Start

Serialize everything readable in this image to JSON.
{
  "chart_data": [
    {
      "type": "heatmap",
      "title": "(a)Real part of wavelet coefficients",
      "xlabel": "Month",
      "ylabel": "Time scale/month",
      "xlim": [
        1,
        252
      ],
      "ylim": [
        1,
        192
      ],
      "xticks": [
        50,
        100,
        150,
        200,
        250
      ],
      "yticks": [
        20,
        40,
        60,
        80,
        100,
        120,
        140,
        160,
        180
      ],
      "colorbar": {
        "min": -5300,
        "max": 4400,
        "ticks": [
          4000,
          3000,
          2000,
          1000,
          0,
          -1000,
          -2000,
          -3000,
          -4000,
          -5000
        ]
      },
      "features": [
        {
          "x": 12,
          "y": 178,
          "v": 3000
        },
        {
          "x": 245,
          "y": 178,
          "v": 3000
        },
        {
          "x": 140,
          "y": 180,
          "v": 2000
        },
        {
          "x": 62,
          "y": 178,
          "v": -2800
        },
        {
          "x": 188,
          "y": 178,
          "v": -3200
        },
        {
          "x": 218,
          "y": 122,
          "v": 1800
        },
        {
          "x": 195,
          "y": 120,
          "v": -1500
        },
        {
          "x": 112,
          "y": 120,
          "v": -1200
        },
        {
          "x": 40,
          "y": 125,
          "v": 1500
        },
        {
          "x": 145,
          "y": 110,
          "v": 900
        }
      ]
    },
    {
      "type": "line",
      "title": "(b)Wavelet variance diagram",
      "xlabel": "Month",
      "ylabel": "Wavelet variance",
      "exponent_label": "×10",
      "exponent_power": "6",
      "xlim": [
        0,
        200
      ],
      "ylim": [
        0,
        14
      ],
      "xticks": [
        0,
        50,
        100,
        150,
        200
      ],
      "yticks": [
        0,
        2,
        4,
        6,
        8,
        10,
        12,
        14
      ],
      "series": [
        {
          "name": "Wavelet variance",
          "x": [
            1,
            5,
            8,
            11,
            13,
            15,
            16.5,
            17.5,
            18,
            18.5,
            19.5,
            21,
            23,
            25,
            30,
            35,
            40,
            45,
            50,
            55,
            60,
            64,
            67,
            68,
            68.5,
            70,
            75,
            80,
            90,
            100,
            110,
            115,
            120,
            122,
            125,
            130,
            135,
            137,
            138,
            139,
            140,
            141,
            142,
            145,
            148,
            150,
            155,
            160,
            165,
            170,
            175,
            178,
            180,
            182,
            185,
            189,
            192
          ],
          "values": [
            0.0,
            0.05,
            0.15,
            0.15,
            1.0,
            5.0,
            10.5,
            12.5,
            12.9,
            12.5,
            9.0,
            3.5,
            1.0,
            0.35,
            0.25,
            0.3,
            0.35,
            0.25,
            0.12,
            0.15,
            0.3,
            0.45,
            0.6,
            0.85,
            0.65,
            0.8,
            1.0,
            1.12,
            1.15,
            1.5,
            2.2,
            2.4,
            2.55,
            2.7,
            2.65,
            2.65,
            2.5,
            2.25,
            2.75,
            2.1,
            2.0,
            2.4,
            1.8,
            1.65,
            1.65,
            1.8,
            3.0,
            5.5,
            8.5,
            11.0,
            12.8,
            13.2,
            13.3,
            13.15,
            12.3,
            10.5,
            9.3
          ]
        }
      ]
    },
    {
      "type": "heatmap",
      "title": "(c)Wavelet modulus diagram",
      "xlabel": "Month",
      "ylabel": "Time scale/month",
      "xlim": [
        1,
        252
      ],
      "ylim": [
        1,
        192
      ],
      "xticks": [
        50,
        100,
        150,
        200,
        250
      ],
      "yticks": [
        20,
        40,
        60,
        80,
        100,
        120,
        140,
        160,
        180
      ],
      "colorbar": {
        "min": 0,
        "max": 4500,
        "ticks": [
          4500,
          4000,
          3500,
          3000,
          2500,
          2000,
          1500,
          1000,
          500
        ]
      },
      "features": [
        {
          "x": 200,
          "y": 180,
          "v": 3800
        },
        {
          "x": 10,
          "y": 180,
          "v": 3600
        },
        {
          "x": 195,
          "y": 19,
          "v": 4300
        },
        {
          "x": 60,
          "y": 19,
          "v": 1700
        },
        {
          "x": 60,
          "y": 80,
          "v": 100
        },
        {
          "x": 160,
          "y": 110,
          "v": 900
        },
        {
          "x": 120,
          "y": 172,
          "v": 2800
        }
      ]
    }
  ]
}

End

**EXERCISE PROMPT**: Reproduce the material exactly, with every line intact.

**RESULT FOR THIS TASK**:
Serialize everything readable in this image to JSON.
{
  "chart_data": [
    {
      "type": "heatmap",
      "title": "(a)Real part of wavelet coefficients",
      "xlabel": "Month",
      "ylabel": "Time scale/month",
      "xlim": [
        1,
        252
      ],
      "ylim": [
        1,
        192
      ],
      "xticks": [
        50,
        100,
        150,
        200,
        250
      ],
      "yticks": [
        20,
        40,
        60,
        80,
        100,
        120,
        140,
        160,
        180
      ],
      "colorbar": {
        "min": -5300,
        "max": 4400,
        "ticks": [
          4000,
          3000,
          2000,
          1000,
          0,
          -1000,
          -2000,
          -3000,
          -4000,
          -5000
        ]
      },
      "features": [
        {
          "x": 12,
          "y": 178,
          "v": 3000
        },
        {
          "x": 245,
          "y": 178,
          "v": 3000
        },
        {
          "x": 140,
          "y": 180,
          "v": 2000
        },
        {
          "x": 62,
          "y": 178,
          "v": -2800
        },
        {
          "x": 188,
          "y": 178,
          "v": -3200
        },
        {
          "x": 218,
          "y": 122,
          "v": 1800
        },
        {
          "x": 195,
          "y": 120,
          "v": -1500
        },
        {
          "x": 112,
          "y": 120,
          "v": -1200
        },
        {
          "x": 40,
          "y": 125,
          "v": 1500
        },
        {
          "x": 145,
          "y": 110,
          "v": 900
        }
      ]
    },
    {
      "type": "line",
      "title": "(b)Wavelet variance diagram",
      "xlabel": "Month",
      "ylabel": "Wavelet variance",
      "exponent_label": "×10",
      "exponent_power": "6",
      "xlim": [
        0,
        200
      ],
      "ylim": [
        0,
        14
      ],
      "xticks": [
        0,
        50,
        100,
        150,
        200
      ],
      "yticks": [
        0,
        2,
        4,
        6,
        8,
        10,
        12,
        14
      ],
      "series": [
        {
          "name": "Wavelet variance",
          "x": [
            1,
            5,
            8,
            11,
            13,
            15,
            16.5,
            17.5,
            18,
            18.5,
            19.5,
            21,
            23,
            25,
            30,
            35,
            40,
            45,
            50,
            55,
            60,
            64,
            67,
            68,
            68.5,
            70,
            75,
            80,
            90,
            100,
            110,
            115,
            120,
            122,
            125,
            130,
            135,
            137,
            138,
            139,
            140,
            141,
            142,
            145,
            148,
            150,
            155,
            160,
            165,
            170,
            175,
            178,
            180,
            182,
            185,
            189,
            192
          ],
          "values": [
            0.0,
            0.05,
            0.15,
            0.15,
            1.0,
            5.0,
            10.5,
            12.5,
            12.9,
            12.5,
            9.0,
            3.5,
            1.0,
            0.35,
            0.25,
            0.3,
            0.35,
            0.25,
            0.12,
            0.15,
            0.3,
            0.45,
            0.6,
            0.85,
            0.65,
            0.8,
            1.0,
            1.12,
            1.15,
            1.5,
            2.2,
            2.4,
            2.55,
            2.7,
            2.65,
            2.65,
            2.5,
            2.25,
            2.75,
            2.1,
            2.0,
            2.4,
            1.8,
            1.65,
            1.65,
            1.8,
            3.0,
            5.5,
            8.5,
            11.0,
            12.8,
            13.2,
            13.3,
            13.15,
            12.3,
            10.5,
            9.3
          ]
        }
      ]
    },
    {
      "type": "heatmap",
      "title": "(c)Wavelet modulus diagram",
      "xlabel": "Month",
      "ylabel": "Time scale/month",
      "xlim": [
        1,
        252
      ],
      "ylim": [
        1,
        192
      ],
      "xticks": [
        50,
        100,
        150,
        200,
        250
      ],
      "yticks": [
        20,
        40,
        60,
        80,
        100,
        120,
        140,
        160,
        180
      ],
      "colorbar": {
        "min": 0,
        "max": 4500,
        "ticks": [
          4500,
          4000,
          3500,
          3000,
          2500,
          2000,
          1500,
          1000,
          500
        ]
      },
      "features": [
        {
          "x": 200,
          "y": 180,
          "v": 3800
        },
        {
          "x": 10,
          "y": 180,
          "v": 3600
        },
        {
          "x": 195,
          "y": 19,
          "v": 4300
        },
        {
          "x": 60,
          "y": 19,
          "v": 1700
        },
        {
          "x": 60,
          "y": 80,
          "v": 100
        },
        {
          "x": 160,
          "y": 110,
          "v": 900
        },
        {
          "x": 120,
          "y": 172,
          "v": 2800
        }
      ]
    }
  ]
}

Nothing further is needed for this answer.